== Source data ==
····················
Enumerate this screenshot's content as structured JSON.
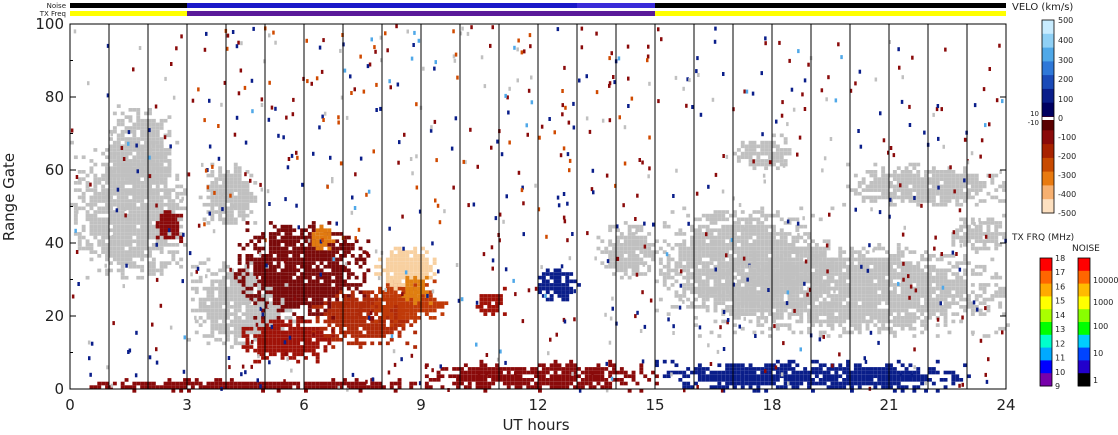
{
  "chart_data": {
    "type": "heatmap",
    "xlabel": "UT hours",
    "ylabel": "Range Gate",
    "xlim": [
      0,
      24
    ],
    "ylim": [
      0,
      100
    ],
    "x_ticks": [
      "0",
      "3",
      "6",
      "9",
      "12",
      "15",
      "18",
      "21",
      "24"
    ],
    "y_ticks": [
      "0",
      "20",
      "40",
      "60",
      "80",
      "100"
    ],
    "vertical_lines_every_hours": 1,
    "status_bars": {
      "noise_label": "Noise",
      "txfreq_label": "TX Freq",
      "noise_segments": [
        {
          "from": 0,
          "to": 3,
          "color": "#000000"
        },
        {
          "from": 3,
          "to": 13,
          "color": "#1a18c8"
        },
        {
          "from": 13,
          "to": 15,
          "color": "#3a2bd8"
        },
        {
          "from": 15,
          "to": 24,
          "color": "#000000"
        }
      ],
      "txfreq_segments": [
        {
          "from": 0,
          "to": 3,
          "color": "#ffff00"
        },
        {
          "from": 3,
          "to": 15,
          "color": "#5a1a9a"
        },
        {
          "from": 15,
          "to": 24,
          "color": "#ffff00"
        }
      ]
    },
    "velocity_colorbar": {
      "title": "VELO (km/s)",
      "ticks": [
        "500",
        "400",
        "300",
        "200",
        "100",
        "0",
        "-100",
        "-200",
        "-300",
        "-400",
        "-500"
      ],
      "small_labels": [
        "10",
        "-10"
      ],
      "colors_top_to_bottom": [
        "#c8ecff",
        "#8fd0f5",
        "#4fa8e8",
        "#2f78d8",
        "#1a4ab8",
        "#0a1e8a",
        "#000060",
        "#5a0000",
        "#8a0a0a",
        "#a82200",
        "#c84a00",
        "#e87a10",
        "#f7b070",
        "#fde0c0"
      ]
    },
    "txfreq_colorbar": {
      "title": "TX FRQ (MHz)",
      "ticks": [
        "18",
        "17",
        "16",
        "15",
        "14",
        "13",
        "12",
        "11",
        "10",
        "9"
      ],
      "colors_top_to_bottom": [
        "#ff0000",
        "#ff6600",
        "#ffaa00",
        "#ffff00",
        "#aaff00",
        "#00ff00",
        "#00ffcc",
        "#00aaff",
        "#0000ff",
        "#7700aa"
      ]
    },
    "noise_colorbar": {
      "title": "NOISE",
      "ticks": [
        "10000",
        "1000",
        "100",
        "10",
        "1"
      ],
      "colors_top_to_bottom": [
        "#ff0000",
        "#ff6600",
        "#ffbb00",
        "#ffff00",
        "#88ff00",
        "#00ff00",
        "#00ccff",
        "#0044ff",
        "#2200cc",
        "#000000"
      ]
    },
    "regions": [
      {
        "x": [
          0.0,
          3.0
        ],
        "y": [
          30,
          68
        ],
        "kind": "ground_scatter"
      },
      {
        "x": [
          0.9,
          2.6
        ],
        "y": [
          52,
          78
        ],
        "kind": "ground_scatter"
      },
      {
        "x": [
          2.1,
          2.9
        ],
        "y": [
          40,
          50
        ],
        "kind": "negative_velocity",
        "color": "#8a0a0a"
      },
      {
        "x": [
          3.0,
          5.8
        ],
        "y": [
          12,
          36
        ],
        "kind": "ground_scatter"
      },
      {
        "x": [
          3.3,
          4.8
        ],
        "y": [
          45,
          62
        ],
        "kind": "ground_scatter"
      },
      {
        "x": [
          4.2,
          7.6
        ],
        "y": [
          20,
          46
        ],
        "kind": "negative_velocity",
        "color": "#7a0a0a"
      },
      {
        "x": [
          4.3,
          6.7
        ],
        "y": [
          8,
          20
        ],
        "kind": "negative_velocity",
        "color": "#a01208"
      },
      {
        "x": [
          6.2,
          8.8
        ],
        "y": [
          12,
          28
        ],
        "kind": "negative_velocity",
        "color": "#b02a08"
      },
      {
        "x": [
          6.0,
          6.8
        ],
        "y": [
          38,
          46
        ],
        "kind": "negative_velocity",
        "color": "#e07a10"
      },
      {
        "x": [
          7.6,
          9.6
        ],
        "y": [
          18,
          30
        ],
        "kind": "negative_velocity",
        "color": "#c03a08"
      },
      {
        "x": [
          7.8,
          9.4
        ],
        "y": [
          28,
          40
        ],
        "kind": "negative_velocity",
        "color": "#f8d0a0"
      },
      {
        "x": [
          8.4,
          9.2
        ],
        "y": [
          24,
          31
        ],
        "kind": "negative_velocity",
        "color": "#e08010"
      },
      {
        "x": [
          10.4,
          11.1
        ],
        "y": [
          20,
          28
        ],
        "kind": "negative_velocity",
        "color": "#a01208"
      },
      {
        "x": [
          11.9,
          13.0
        ],
        "y": [
          24,
          34
        ],
        "kind": "positive_velocity",
        "color": "#0a1e8a"
      },
      {
        "x": [
          13.5,
          15.0
        ],
        "y": [
          30,
          46
        ],
        "kind": "ground_scatter"
      },
      {
        "x": [
          15.0,
          19.5
        ],
        "y": [
          20,
          50
        ],
        "kind": "ground_scatter"
      },
      {
        "x": [
          16.0,
          24.0
        ],
        "y": [
          15,
          40
        ],
        "kind": "ground_scatter"
      },
      {
        "x": [
          17.0,
          18.5
        ],
        "y": [
          60,
          70
        ],
        "kind": "ground_scatter"
      },
      {
        "x": [
          19.8,
          24.0
        ],
        "y": [
          50,
          62
        ],
        "kind": "ground_scatter"
      },
      {
        "x": [
          22.5,
          24.0
        ],
        "y": [
          38,
          48
        ],
        "kind": "ground_scatter"
      },
      {
        "x": [
          0.2,
          9.5
        ],
        "y": [
          0,
          3
        ],
        "kind": "negative_velocity",
        "color": "#8a0a0a"
      },
      {
        "x": [
          9.0,
          15.0
        ],
        "y": [
          0,
          8
        ],
        "kind": "negative_velocity",
        "color": "#8a0a0a"
      },
      {
        "x": [
          15.0,
          23.0
        ],
        "y": [
          0,
          8
        ],
        "kind": "positive_velocity",
        "color": "#0a1e8a"
      }
    ],
    "speckle": [
      {
        "x": [
          0.0,
          24.0
        ],
        "y": [
          0,
          100
        ],
        "color": "#8a0a0a",
        "count": 260
      },
      {
        "x": [
          0.0,
          24.0
        ],
        "y": [
          0,
          100
        ],
        "color": "#0a1e8a",
        "count": 220
      },
      {
        "x": [
          0.0,
          24.0
        ],
        "y": [
          0,
          100
        ],
        "color": "#c0c0c0",
        "count": 160
      },
      {
        "x": [
          3.0,
          15.0
        ],
        "y": [
          40,
          100
        ],
        "color": "#d04a00",
        "count": 70
      },
      {
        "x": [
          0.0,
          24.0
        ],
        "y": [
          0,
          100
        ],
        "color": "#4fa8e8",
        "count": 40
      }
    ]
  }
}
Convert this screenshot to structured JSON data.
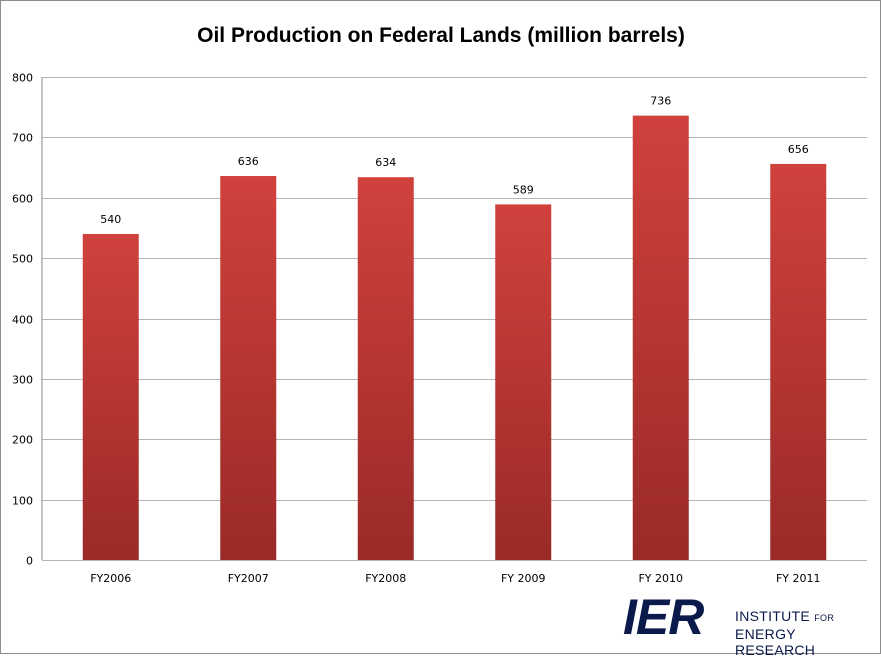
{
  "chart_data": {
    "type": "bar",
    "title": "Oil Production on Federal Lands (million barrels)",
    "xlabel": "",
    "ylabel": "",
    "categories": [
      "FY2006",
      "FY2007",
      "FY2008",
      "FY 2009",
      "FY 2010",
      "FY 2011"
    ],
    "values": [
      540,
      636,
      634,
      589,
      736,
      656
    ],
    "data_labels": [
      "540",
      "636",
      "634",
      "589",
      "736",
      "656"
    ],
    "ylim": [
      0,
      800
    ],
    "yticks": [
      0,
      100,
      200,
      300,
      400,
      500,
      600,
      700,
      800
    ],
    "ytick_labels": [
      "0",
      "100",
      "200",
      "300",
      "400",
      "500",
      "600",
      "700",
      "800"
    ],
    "grid": true,
    "legend": "none",
    "colors": {
      "bar_top": "#d0413c",
      "bar_bottom": "#9a2a27"
    }
  },
  "logo": {
    "letters": "IER",
    "line1_main": "INSTITUTE",
    "line1_small": "FOR",
    "line2": "ENERGY RESEARCH",
    "color": "#0b1a4a"
  }
}
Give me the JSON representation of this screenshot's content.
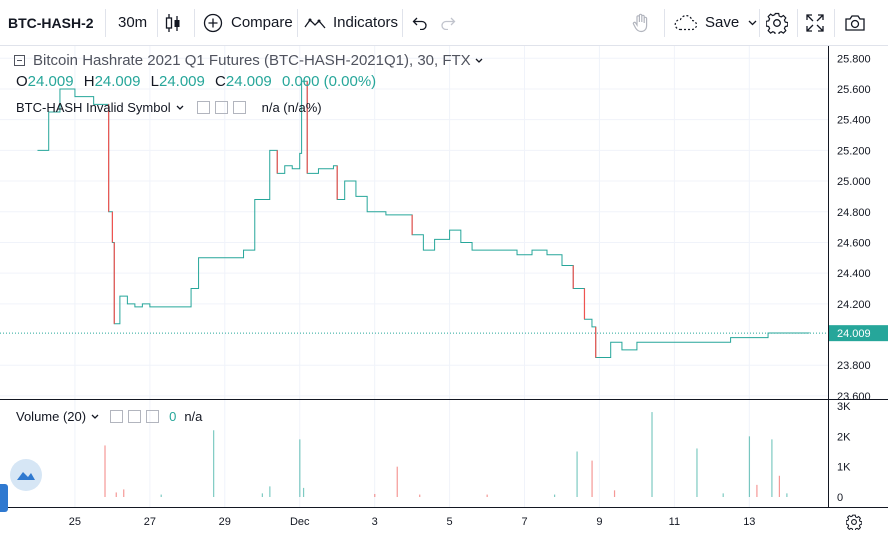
{
  "toolbar": {
    "symbol": "BTC-HASH-2",
    "interval": "30m",
    "compare_label": "Compare",
    "indicators_label": "Indicators",
    "save_label": "Save"
  },
  "legend": {
    "title": "Bitcoin Hashrate 2021 Q1 Futures (BTC-HASH-2021Q1), 30, FTX",
    "o_key": "O",
    "o_val": "24.009",
    "h_key": "H",
    "h_val": "24.009",
    "l_key": "L",
    "l_val": "24.009",
    "c_key": "C",
    "c_val": "24.009",
    "change": "0.000 (0.00%)"
  },
  "overlay_indicator": {
    "label": "BTC-HASH Invalid Symbol",
    "value": "n/a (n/a%)"
  },
  "volume_indicator": {
    "label": "Volume (20)",
    "value_zero": "0",
    "value_na": "n/a"
  },
  "colors": {
    "up": "#26a69a",
    "down": "#ef5350",
    "last_price": "#26a69a",
    "grid": "#f0f3fa"
  },
  "chart_data": [
    {
      "type": "line",
      "title": "Bitcoin Hashrate 2021 Q1 Futures (BTC-HASH-2021Q1), 30, FTX",
      "x_tick_labels": [
        "25",
        "27",
        "29",
        "Dec",
        "3",
        "5",
        "7",
        "9",
        "11",
        "13"
      ],
      "y_tick_labels": [
        "25.800",
        "25.600",
        "25.400",
        "25.200",
        "25.000",
        "24.800",
        "24.600",
        "24.400",
        "24.200",
        "24.009",
        "23.800",
        "23.600"
      ],
      "ylim": [
        23.58,
        25.88
      ],
      "last_price": 24.009,
      "grid": true,
      "series": [
        {
          "x": [
            24.0,
            24.3,
            24.6,
            25.0,
            25.5,
            25.8,
            25.9,
            26.0,
            26.05,
            26.2,
            26.4,
            26.6,
            26.8,
            27.0,
            27.2,
            27.5,
            27.9,
            28.1,
            28.3,
            28.6,
            28.9,
            29.2,
            29.5,
            29.8,
            30.0,
            30.2,
            30.4,
            30.6,
            30.8,
            31.0,
            31.05,
            31.2,
            31.5,
            31.9,
            32.0,
            32.2,
            32.5,
            32.8,
            33.0,
            33.3,
            33.6,
            34.0,
            34.3,
            34.6,
            35.0,
            35.3,
            35.6,
            36.0,
            36.4,
            36.8,
            37.2,
            37.6,
            38.0,
            38.3,
            38.6,
            38.8,
            38.9,
            39.0,
            39.3,
            39.6,
            40.0,
            40.5,
            41.0,
            41.5,
            42.0,
            42.5,
            43.0,
            43.5,
            44.0,
            44.6
          ],
          "values": [
            25.2,
            25.45,
            25.6,
            25.55,
            25.5,
            25.5,
            24.8,
            24.6,
            24.07,
            24.25,
            24.2,
            24.18,
            24.2,
            24.18,
            24.18,
            24.18,
            24.18,
            24.3,
            24.5,
            24.5,
            24.5,
            24.5,
            24.55,
            24.88,
            24.88,
            25.2,
            25.05,
            25.1,
            25.08,
            25.18,
            25.65,
            25.05,
            25.08,
            25.1,
            24.88,
            25.0,
            24.9,
            24.8,
            24.8,
            24.78,
            24.78,
            24.65,
            24.55,
            24.62,
            24.68,
            24.6,
            24.55,
            24.55,
            24.55,
            24.52,
            24.55,
            24.52,
            24.45,
            24.3,
            24.1,
            24.05,
            23.85,
            23.85,
            23.95,
            23.9,
            23.95,
            23.95,
            23.95,
            23.95,
            23.95,
            23.98,
            23.98,
            24.01,
            24.01,
            24.009
          ]
        }
      ]
    },
    {
      "type": "bar",
      "title": "Volume (20)",
      "y_tick_labels": [
        "3K",
        "2K",
        "1K",
        "0"
      ],
      "ylim": [
        0,
        3000
      ],
      "bars": [
        {
          "x": 25.8,
          "value": 1700,
          "dir": "down"
        },
        {
          "x": 26.1,
          "value": 150,
          "dir": "down"
        },
        {
          "x": 26.3,
          "value": 250,
          "dir": "down"
        },
        {
          "x": 27.3,
          "value": 80,
          "dir": "up"
        },
        {
          "x": 28.7,
          "value": 2200,
          "dir": "up"
        },
        {
          "x": 30.2,
          "value": 350,
          "dir": "up"
        },
        {
          "x": 30.0,
          "value": 120,
          "dir": "up"
        },
        {
          "x": 31.0,
          "value": 1900,
          "dir": "up"
        },
        {
          "x": 31.1,
          "value": 300,
          "dir": "up"
        },
        {
          "x": 33.0,
          "value": 100,
          "dir": "down"
        },
        {
          "x": 33.6,
          "value": 1000,
          "dir": "down"
        },
        {
          "x": 34.2,
          "value": 80,
          "dir": "down"
        },
        {
          "x": 36.0,
          "value": 80,
          "dir": "down"
        },
        {
          "x": 37.8,
          "value": 80,
          "dir": "up"
        },
        {
          "x": 38.4,
          "value": 1500,
          "dir": "up"
        },
        {
          "x": 38.8,
          "value": 1200,
          "dir": "down"
        },
        {
          "x": 39.4,
          "value": 220,
          "dir": "down"
        },
        {
          "x": 40.4,
          "value": 2800,
          "dir": "up"
        },
        {
          "x": 41.6,
          "value": 1600,
          "dir": "up"
        },
        {
          "x": 42.3,
          "value": 120,
          "dir": "up"
        },
        {
          "x": 43.0,
          "value": 2000,
          "dir": "up"
        },
        {
          "x": 43.2,
          "value": 400,
          "dir": "down"
        },
        {
          "x": 43.6,
          "value": 1900,
          "dir": "up"
        },
        {
          "x": 43.8,
          "value": 700,
          "dir": "down"
        },
        {
          "x": 44.0,
          "value": 120,
          "dir": "up"
        }
      ]
    }
  ]
}
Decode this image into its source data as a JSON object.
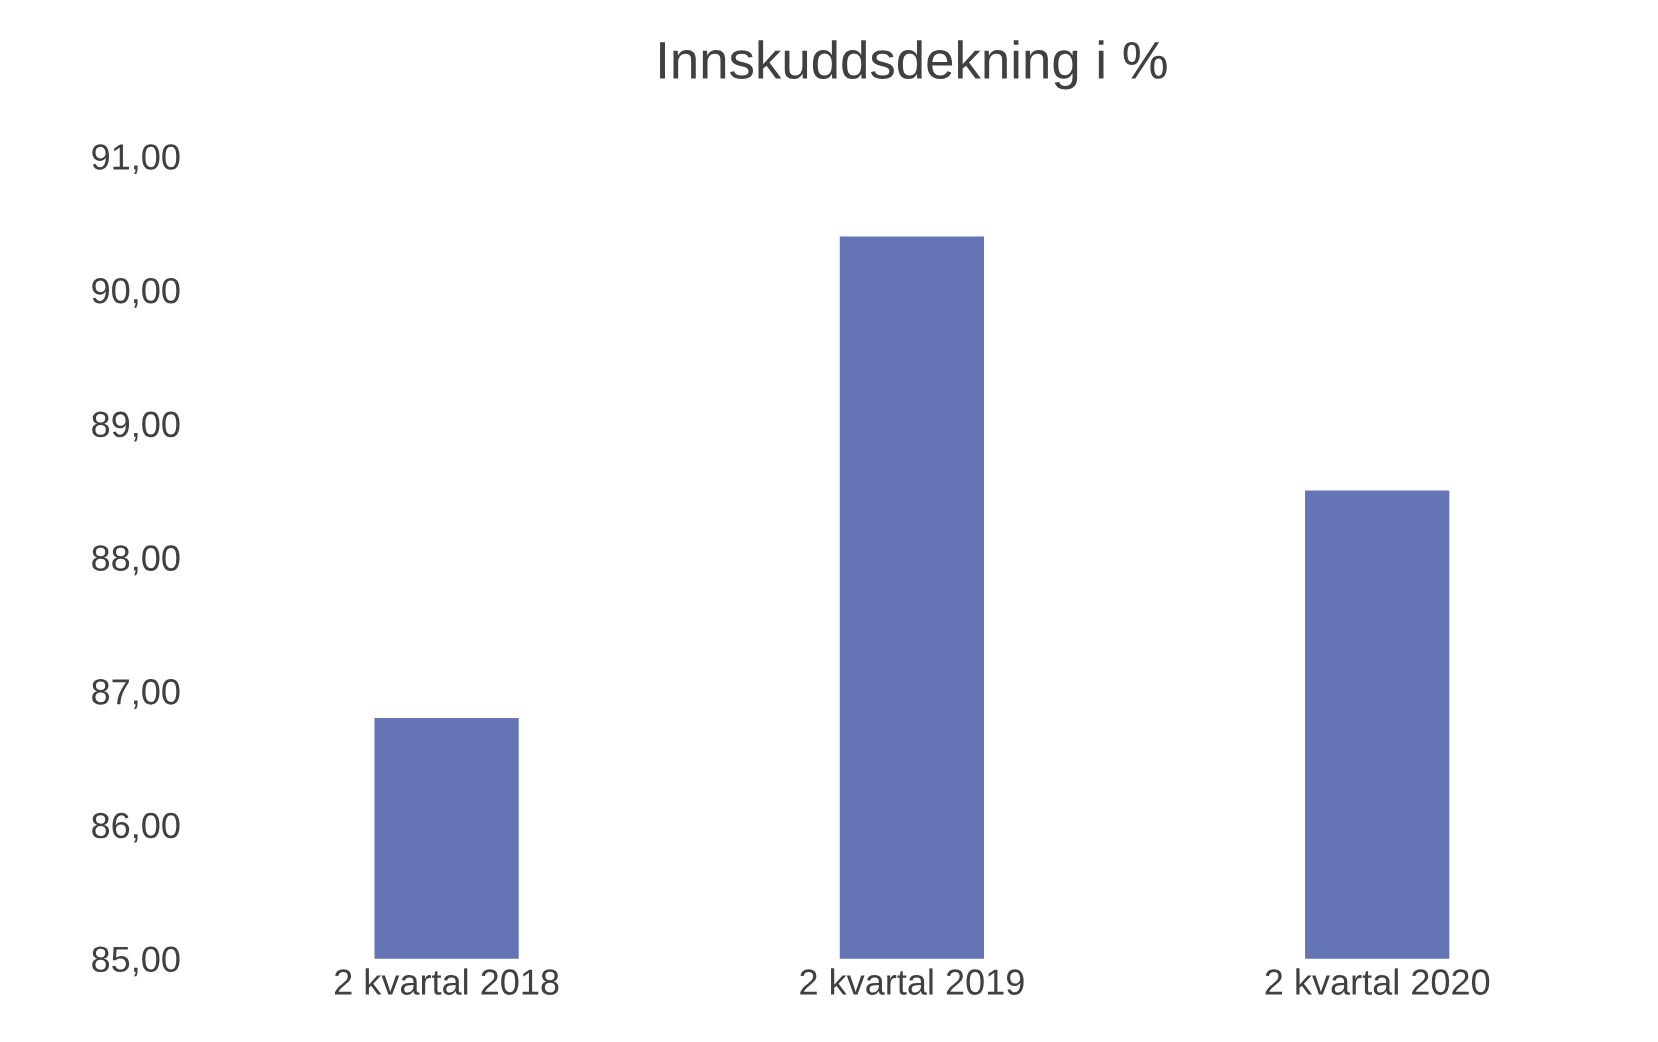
{
  "chart_data": {
    "type": "bar",
    "title": "Innskuddsdekning i %",
    "categories": [
      "2 kvartal 2018",
      "2 kvartal 2019",
      "2 kvartal 2020"
    ],
    "values": [
      86.8,
      90.4,
      88.5
    ],
    "color": "#6574b4",
    "ylim": [
      85,
      91
    ],
    "yticks": [
      {
        "value": 85,
        "label": "85,00"
      },
      {
        "value": 86,
        "label": "86,00"
      },
      {
        "value": 87,
        "label": "87,00"
      },
      {
        "value": 88,
        "label": "88,00"
      },
      {
        "value": 89,
        "label": "89,00"
      },
      {
        "value": 90,
        "label": "90,00"
      },
      {
        "value": 91,
        "label": "91,00"
      }
    ],
    "grid": false
  }
}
····················
Everything from the line containing "Decode this image" to the last line of the listing above must be reproduced exactly, with no pictures included.

Decode this image into its source data as a JSON object.
{
  "chart_data": {
    "type": "bar",
    "title": "Innskuddsdekning i %",
    "categories": [
      "2 kvartal 2018",
      "2 kvartal 2019",
      "2 kvartal 2020"
    ],
    "values": [
      86.8,
      90.4,
      88.5
    ],
    "color": "#6574b4",
    "ylim": [
      85,
      91
    ],
    "yticks": [
      {
        "value": 85,
        "label": "85,00"
      },
      {
        "value": 86,
        "label": "86,00"
      },
      {
        "value": 87,
        "label": "87,00"
      },
      {
        "value": 88,
        "label": "88,00"
      },
      {
        "value": 89,
        "label": "89,00"
      },
      {
        "value": 90,
        "label": "90,00"
      },
      {
        "value": 91,
        "label": "91,00"
      }
    ],
    "grid": false
  }
}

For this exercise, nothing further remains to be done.